SOURCE MATERIAL:
★ ★ ★

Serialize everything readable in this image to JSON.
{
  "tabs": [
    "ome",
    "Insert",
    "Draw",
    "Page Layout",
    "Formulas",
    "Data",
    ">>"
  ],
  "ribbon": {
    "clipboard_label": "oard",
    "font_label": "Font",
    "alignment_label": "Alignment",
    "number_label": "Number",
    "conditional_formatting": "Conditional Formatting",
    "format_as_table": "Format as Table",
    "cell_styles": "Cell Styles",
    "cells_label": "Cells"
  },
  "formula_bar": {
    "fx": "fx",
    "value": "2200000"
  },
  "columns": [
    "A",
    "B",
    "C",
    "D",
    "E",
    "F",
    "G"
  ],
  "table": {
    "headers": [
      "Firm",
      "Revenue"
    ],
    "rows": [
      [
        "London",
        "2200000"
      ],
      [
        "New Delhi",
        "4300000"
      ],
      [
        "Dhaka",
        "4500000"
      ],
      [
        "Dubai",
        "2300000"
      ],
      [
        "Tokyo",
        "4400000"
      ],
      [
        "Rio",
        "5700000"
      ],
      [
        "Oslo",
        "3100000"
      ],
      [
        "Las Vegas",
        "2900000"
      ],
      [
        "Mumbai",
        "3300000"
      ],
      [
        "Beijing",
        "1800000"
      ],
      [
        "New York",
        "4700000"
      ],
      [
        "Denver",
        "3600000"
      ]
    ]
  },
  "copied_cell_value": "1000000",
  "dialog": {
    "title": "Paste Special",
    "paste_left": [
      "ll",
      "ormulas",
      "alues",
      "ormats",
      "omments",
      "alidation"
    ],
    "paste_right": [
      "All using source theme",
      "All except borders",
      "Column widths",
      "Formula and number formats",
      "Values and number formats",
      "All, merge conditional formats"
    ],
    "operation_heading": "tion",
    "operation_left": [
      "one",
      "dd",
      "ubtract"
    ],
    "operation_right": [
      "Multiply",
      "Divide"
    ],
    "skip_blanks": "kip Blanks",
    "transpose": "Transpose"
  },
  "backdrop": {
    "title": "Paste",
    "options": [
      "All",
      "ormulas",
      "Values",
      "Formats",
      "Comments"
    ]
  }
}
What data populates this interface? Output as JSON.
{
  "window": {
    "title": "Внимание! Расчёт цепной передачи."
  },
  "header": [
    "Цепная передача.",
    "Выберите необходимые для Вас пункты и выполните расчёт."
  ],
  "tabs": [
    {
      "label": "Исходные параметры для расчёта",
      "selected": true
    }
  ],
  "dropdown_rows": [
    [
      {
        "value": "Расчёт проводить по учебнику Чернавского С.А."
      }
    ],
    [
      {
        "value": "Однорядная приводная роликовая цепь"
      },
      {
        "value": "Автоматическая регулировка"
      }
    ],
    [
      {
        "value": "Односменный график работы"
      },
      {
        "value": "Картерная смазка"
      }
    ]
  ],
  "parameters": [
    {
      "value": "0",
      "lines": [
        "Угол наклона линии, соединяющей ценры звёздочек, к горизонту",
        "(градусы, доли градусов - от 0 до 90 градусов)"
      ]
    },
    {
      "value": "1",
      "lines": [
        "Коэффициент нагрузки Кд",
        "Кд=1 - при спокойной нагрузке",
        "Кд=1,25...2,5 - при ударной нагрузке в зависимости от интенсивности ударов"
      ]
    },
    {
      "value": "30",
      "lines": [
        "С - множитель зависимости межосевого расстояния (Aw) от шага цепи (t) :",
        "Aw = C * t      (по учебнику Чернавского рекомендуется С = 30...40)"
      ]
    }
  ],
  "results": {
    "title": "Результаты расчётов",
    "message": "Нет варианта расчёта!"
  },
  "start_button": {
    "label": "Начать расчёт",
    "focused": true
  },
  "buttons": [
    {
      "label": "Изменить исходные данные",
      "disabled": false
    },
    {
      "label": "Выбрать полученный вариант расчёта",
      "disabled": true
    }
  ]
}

★ ★ ★

SET TASK: Extract every line above exactly as it stands.

RESPONSE:
Serialize everything readable in this image to JSON.
{
  "tabs": [
    "ome",
    "Insert",
    "Draw",
    "Page Layout",
    "Formulas",
    "Data",
    ">>"
  ],
  "ribbon": {
    "clipboard_label": "oard",
    "font_label": "Font",
    "alignment_label": "Alignment",
    "number_label": "Number",
    "conditional_formatting": "Conditional Formatting",
    "format_as_table": "Format as Table",
    "cell_styles": "Cell Styles",
    "cells_label": "Cells"
  },
  "formula_bar": {
    "fx": "fx",
    "value": "2200000"
  },
  "columns": [
    "A",
    "B",
    "C",
    "D",
    "E",
    "F",
    "G"
  ],
  "table": {
    "headers": [
      "Firm",
      "Revenue"
    ],
    "rows": [
      [
        "London",
        "2200000"
      ],
      [
        "New Delhi",
        "4300000"
      ],
      [
        "Dhaka",
        "4500000"
      ],
      [
        "Dubai",
        "2300000"
      ],
      [
        "Tokyo",
        "4400000"
      ],
      [
        "Rio",
        "5700000"
      ],
      [
        "Oslo",
        "3100000"
      ],
      [
        "Las Vegas",
        "2900000"
      ],
      [
        "Mumbai",
        "3300000"
      ],
      [
        "Beijing",
        "1800000"
      ],
      [
        "New York",
        "4700000"
      ],
      [
        "Denver",
        "3600000"
      ]
    ]
  },
  "copied_cell_value": "1000000",
  "dialog": {
    "title": "Paste Special",
    "paste_left": [
      "ll",
      "ormulas",
      "alues",
      "ormats",
      "omments",
      "alidation"
    ],
    "paste_right": [
      "All using source theme",
      "All except borders",
      "Column widths",
      "Formula and number formats",
      "Values and number formats",
      "All, merge conditional formats"
    ],
    "operation_heading": "tion",
    "operation_left": [
      "one",
      "dd",
      "ubtract"
    ],
    "operation_right": [
      "Multiply",
      "Divide"
    ],
    "skip_blanks": "kip Blanks",
    "transpose": "Transpose"
  },
  "backdrop": {
    "title": "Paste",
    "options": [
      "All",
      "ormulas",
      "Values",
      "Formats",
      "Comments"
    ]
  }
}
What data populates this interface? Output as JSON.
{
  "window": {
    "title": "Внимание! Расчёт цепной передачи."
  },
  "header": [
    "Цепная передача.",
    "Выберите необходимые для Вас пункты и выполните расчёт."
  ],
  "tabs": [
    {
      "label": "Исходные параметры для расчёта",
      "selected": true
    }
  ],
  "dropdown_rows": [
    [
      {
        "value": "Расчёт проводить по учебнику Чернавского С.А."
      }
    ],
    [
      {
        "value": "Однорядная приводная роликовая цепь"
      },
      {
        "value": "Автоматическая регулировка"
      }
    ],
    [
      {
        "value": "Односменный график работы"
      },
      {
        "value": "Картерная смазка"
      }
    ]
  ],
  "parameters": [
    {
      "value": "0",
      "lines": [
        "Угол наклона линии, соединяющей ценры звёздочек, к горизонту",
        "(градусы, доли градусов - от 0 до 90 градусов)"
      ]
    },
    {
      "value": "1",
      "lines": [
        "Коэффициент нагрузки Кд",
        "Кд=1 - при спокойной нагрузке",
        "Кд=1,25...2,5 - при ударной нагрузке в зависимости от интенсивности ударов"
      ]
    },
    {
      "value": "30",
      "lines": [
        "С - множитель зависимости межосевого расстояния (Aw) от шага цепи (t) :",
        "Aw = C * t      (по учебнику Чернавского рекомендуется С = 30...40)"
      ]
    }
  ],
  "results": {
    "title": "Результаты расчётов",
    "message": "Нет варианта расчёта!"
  },
  "start_button": {
    "label": "Начать расчёт",
    "focused": true
  },
  "buttons": [
    {
      "label": "Изменить исходные данные",
      "disabled": false
    },
    {
      "label": "Выбрать полученный вариант расчёта",
      "disabled": true
    }
  ]
}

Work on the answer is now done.